### Problem details
Of the lines in the entries, how many hold the word "повторно"? Give that number alone.

### Input for this task
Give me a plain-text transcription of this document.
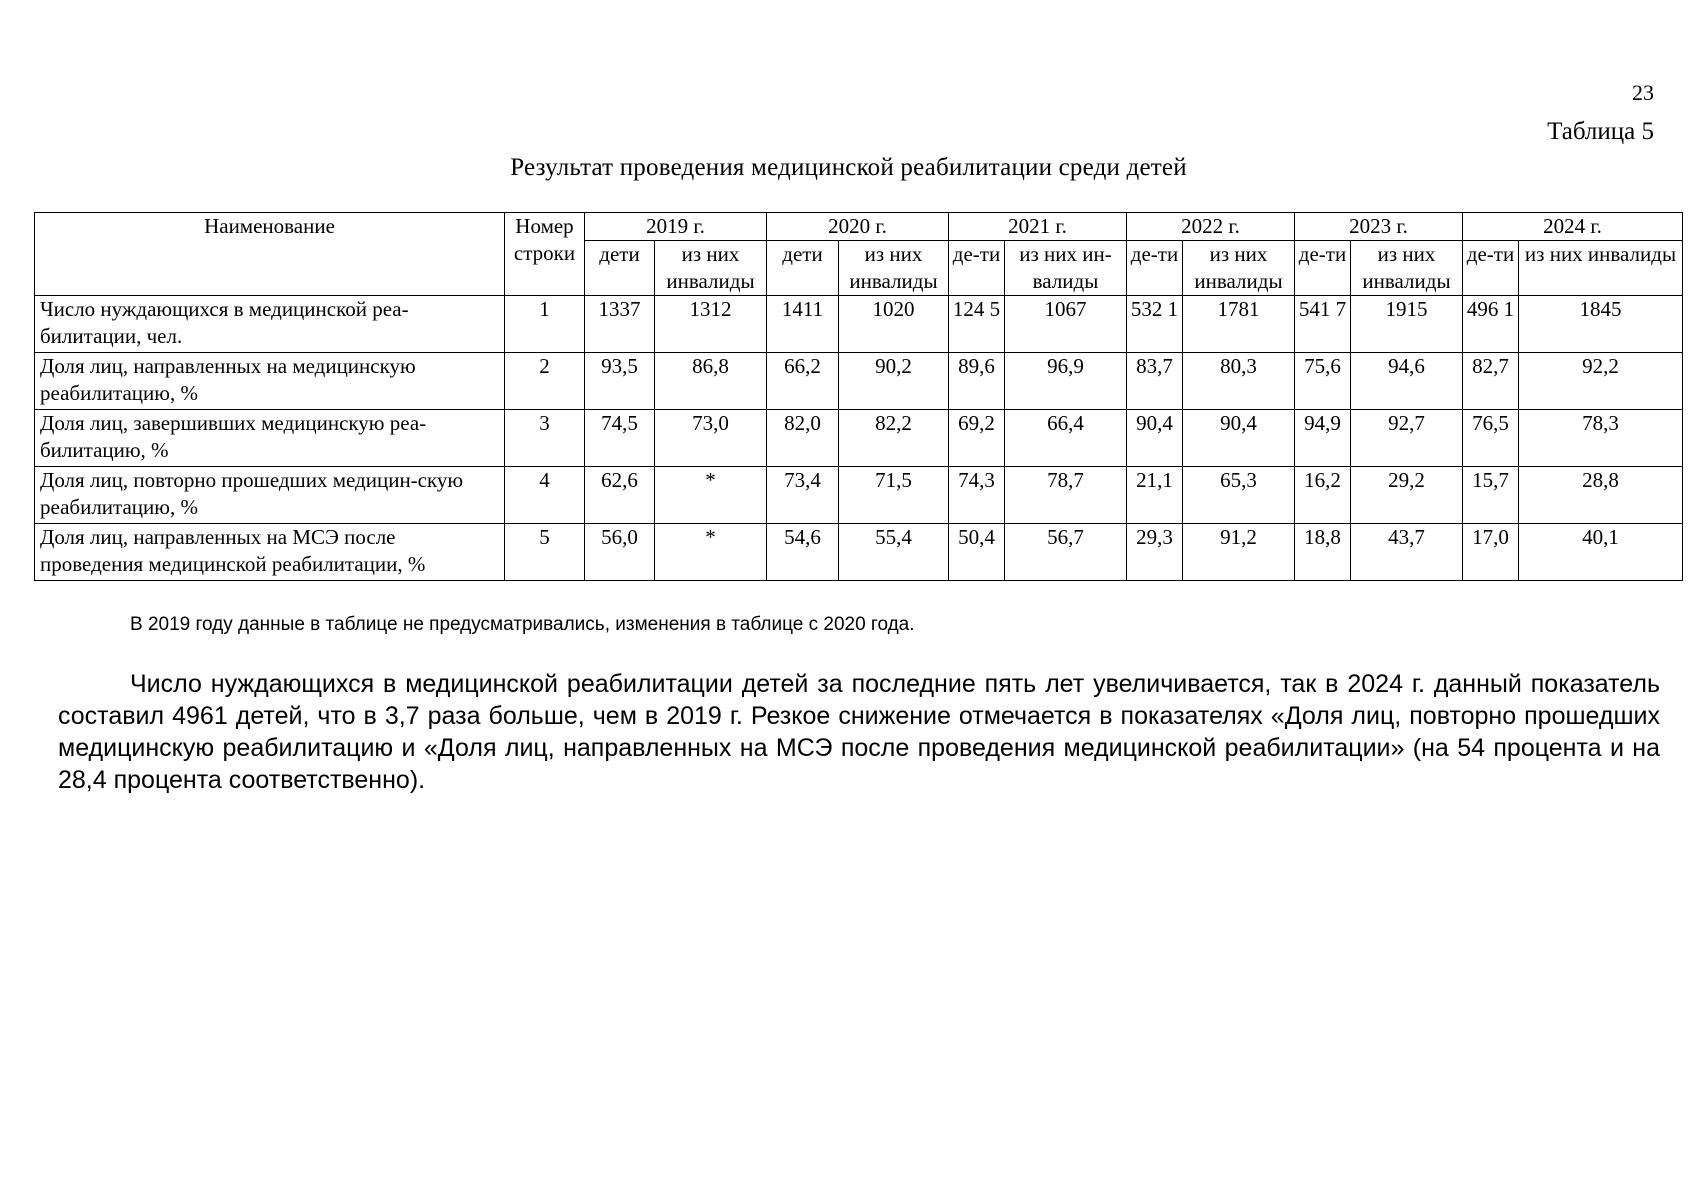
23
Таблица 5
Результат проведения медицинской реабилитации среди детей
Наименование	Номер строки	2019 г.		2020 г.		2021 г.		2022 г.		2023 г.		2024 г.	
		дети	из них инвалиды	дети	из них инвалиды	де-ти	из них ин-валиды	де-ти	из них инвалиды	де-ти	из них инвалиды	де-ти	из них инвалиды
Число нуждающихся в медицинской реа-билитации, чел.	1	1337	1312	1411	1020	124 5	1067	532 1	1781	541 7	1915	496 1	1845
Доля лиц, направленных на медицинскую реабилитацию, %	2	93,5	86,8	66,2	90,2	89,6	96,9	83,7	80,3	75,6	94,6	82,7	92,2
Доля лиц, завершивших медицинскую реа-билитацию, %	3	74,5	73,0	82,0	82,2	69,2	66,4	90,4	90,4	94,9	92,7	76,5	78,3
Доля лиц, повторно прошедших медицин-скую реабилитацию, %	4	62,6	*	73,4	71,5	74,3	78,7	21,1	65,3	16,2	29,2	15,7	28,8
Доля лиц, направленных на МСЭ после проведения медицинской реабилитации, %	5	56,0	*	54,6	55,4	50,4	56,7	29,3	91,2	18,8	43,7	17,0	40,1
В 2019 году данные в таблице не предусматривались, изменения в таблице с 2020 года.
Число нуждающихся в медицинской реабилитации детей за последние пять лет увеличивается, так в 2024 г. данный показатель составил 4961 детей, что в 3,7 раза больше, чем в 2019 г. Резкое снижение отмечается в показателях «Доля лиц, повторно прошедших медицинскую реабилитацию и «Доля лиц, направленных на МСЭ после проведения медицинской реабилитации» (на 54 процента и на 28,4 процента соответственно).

### Exercise response
2